* Problem details:
Reproduce every line of the data below verbatim, omitting the pictures.

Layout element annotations
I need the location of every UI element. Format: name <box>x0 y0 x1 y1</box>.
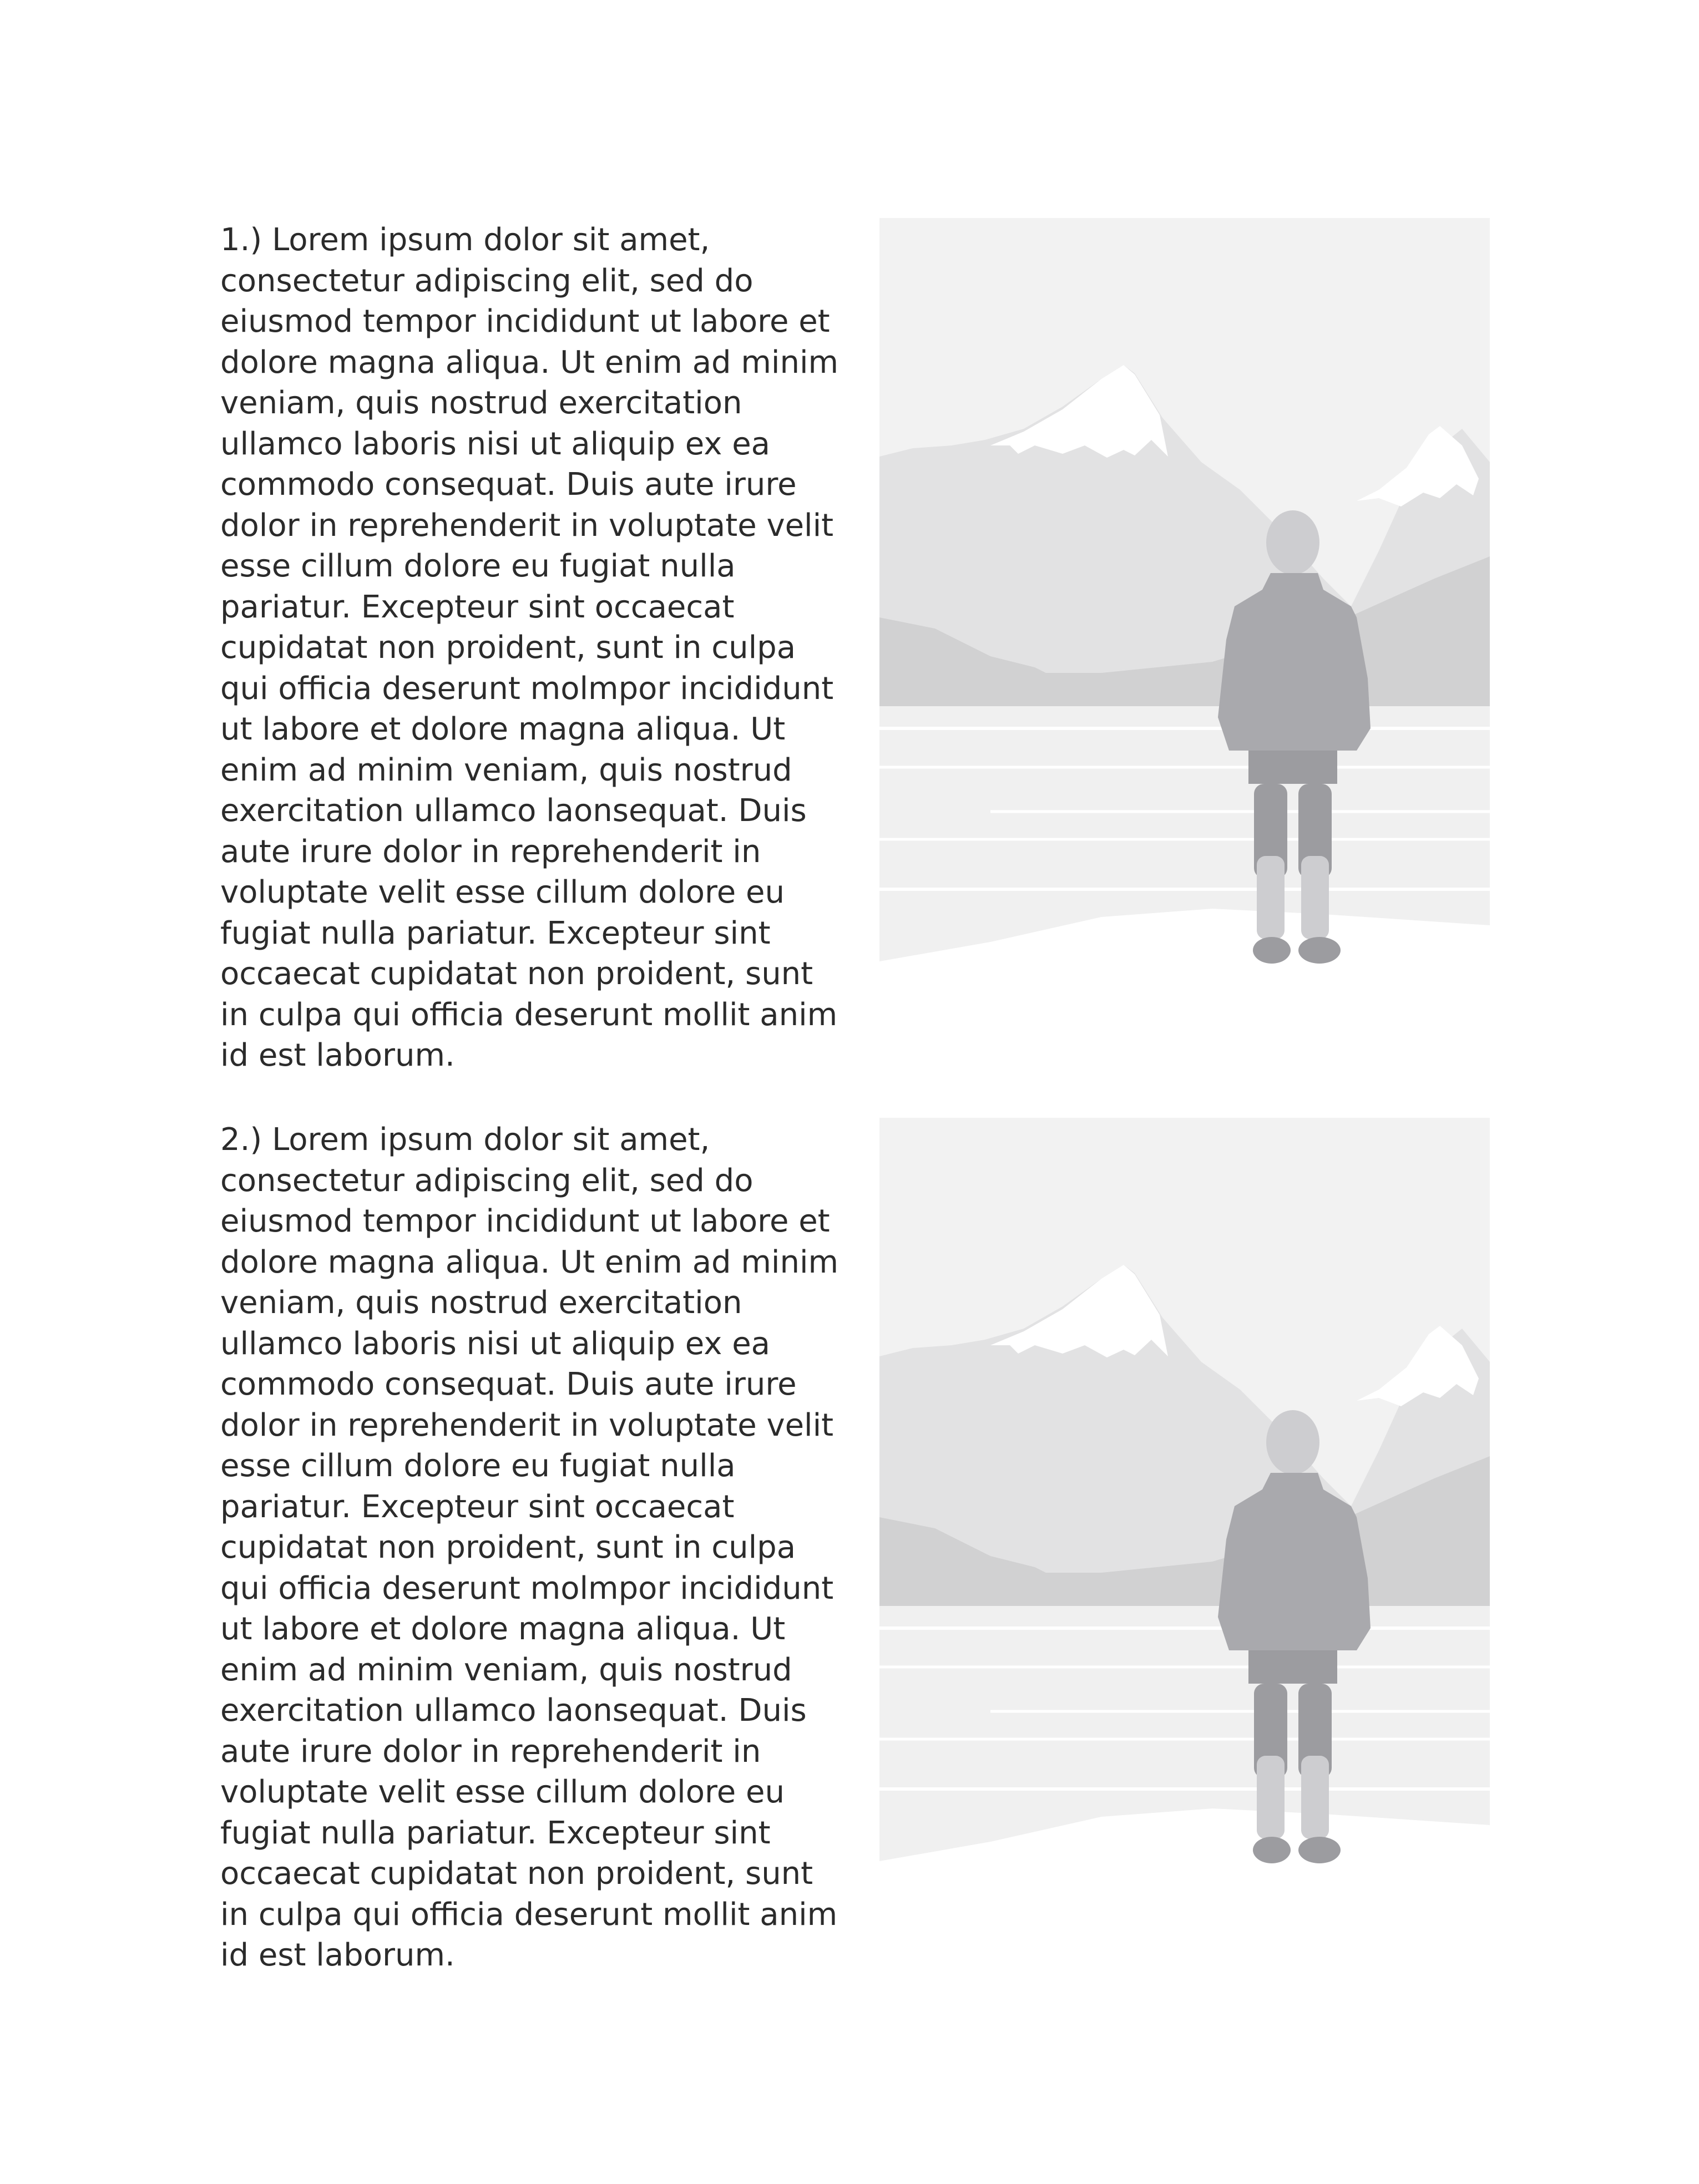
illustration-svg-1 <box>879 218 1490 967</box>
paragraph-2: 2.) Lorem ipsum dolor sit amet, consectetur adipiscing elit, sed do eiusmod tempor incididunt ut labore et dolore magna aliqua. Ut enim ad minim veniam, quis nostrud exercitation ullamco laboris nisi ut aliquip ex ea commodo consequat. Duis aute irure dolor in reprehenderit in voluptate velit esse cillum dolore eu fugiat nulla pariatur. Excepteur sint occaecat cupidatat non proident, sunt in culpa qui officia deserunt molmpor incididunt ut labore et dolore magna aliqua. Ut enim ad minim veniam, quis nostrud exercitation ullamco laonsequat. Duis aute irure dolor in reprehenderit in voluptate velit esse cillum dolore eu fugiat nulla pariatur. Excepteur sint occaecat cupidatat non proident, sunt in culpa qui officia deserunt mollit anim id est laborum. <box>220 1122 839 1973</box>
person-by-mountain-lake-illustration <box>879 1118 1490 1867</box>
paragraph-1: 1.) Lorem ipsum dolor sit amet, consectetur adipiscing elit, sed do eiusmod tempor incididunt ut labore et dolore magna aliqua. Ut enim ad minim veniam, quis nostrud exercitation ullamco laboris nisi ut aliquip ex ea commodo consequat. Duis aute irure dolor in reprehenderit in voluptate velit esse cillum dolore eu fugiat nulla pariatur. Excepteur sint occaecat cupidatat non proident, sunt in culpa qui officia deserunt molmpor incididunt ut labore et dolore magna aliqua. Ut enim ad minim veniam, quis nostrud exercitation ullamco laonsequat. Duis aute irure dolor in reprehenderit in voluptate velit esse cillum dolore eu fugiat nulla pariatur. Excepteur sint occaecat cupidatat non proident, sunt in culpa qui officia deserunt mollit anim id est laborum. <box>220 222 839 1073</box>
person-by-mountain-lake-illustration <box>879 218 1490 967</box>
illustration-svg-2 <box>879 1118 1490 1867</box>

* Response to this exercise:
I need the location of every UI element. Format: name <box>x0 y0 x1 y1</box>.
illustration-svg-1 <box>879 218 1490 967</box>
paragraph-2: 2.) Lorem ipsum dolor sit amet, consectetur adipiscing elit, sed do eiusmod tempor incididunt ut labore et dolore magna aliqua. Ut enim ad minim veniam, quis nostrud exercitation ullamco laboris nisi ut aliquip ex ea commodo consequat. Duis aute irure dolor in reprehenderit in voluptate velit esse cillum dolore eu fugiat nulla pariatur. Excepteur sint occaecat cupidatat non proident, sunt in culpa qui officia deserunt molmpor incididunt ut labore et dolore magna aliqua. Ut enim ad minim veniam, quis nostrud exercitation ullamco laonsequat. Duis aute irure dolor in reprehenderit in voluptate velit esse cillum dolore eu fugiat nulla pariatur. Excepteur sint occaecat cupidatat non proident, sunt in culpa qui officia deserunt mollit anim id est laborum. <box>220 1122 839 1973</box>
person-by-mountain-lake-illustration <box>879 1118 1490 1867</box>
paragraph-1: 1.) Lorem ipsum dolor sit amet, consectetur adipiscing elit, sed do eiusmod tempor incididunt ut labore et dolore magna aliqua. Ut enim ad minim veniam, quis nostrud exercitation ullamco laboris nisi ut aliquip ex ea commodo consequat. Duis aute irure dolor in reprehenderit in voluptate velit esse cillum dolore eu fugiat nulla pariatur. Excepteur sint occaecat cupidatat non proident, sunt in culpa qui officia deserunt molmpor incididunt ut labore et dolore magna aliqua. Ut enim ad minim veniam, quis nostrud exercitation ullamco laonsequat. Duis aute irure dolor in reprehenderit in voluptate velit esse cillum dolore eu fugiat nulla pariatur. Excepteur sint occaecat cupidatat non proident, sunt in culpa qui officia deserunt mollit anim id est laborum. <box>220 222 839 1073</box>
person-by-mountain-lake-illustration <box>879 218 1490 967</box>
illustration-svg-2 <box>879 1118 1490 1867</box>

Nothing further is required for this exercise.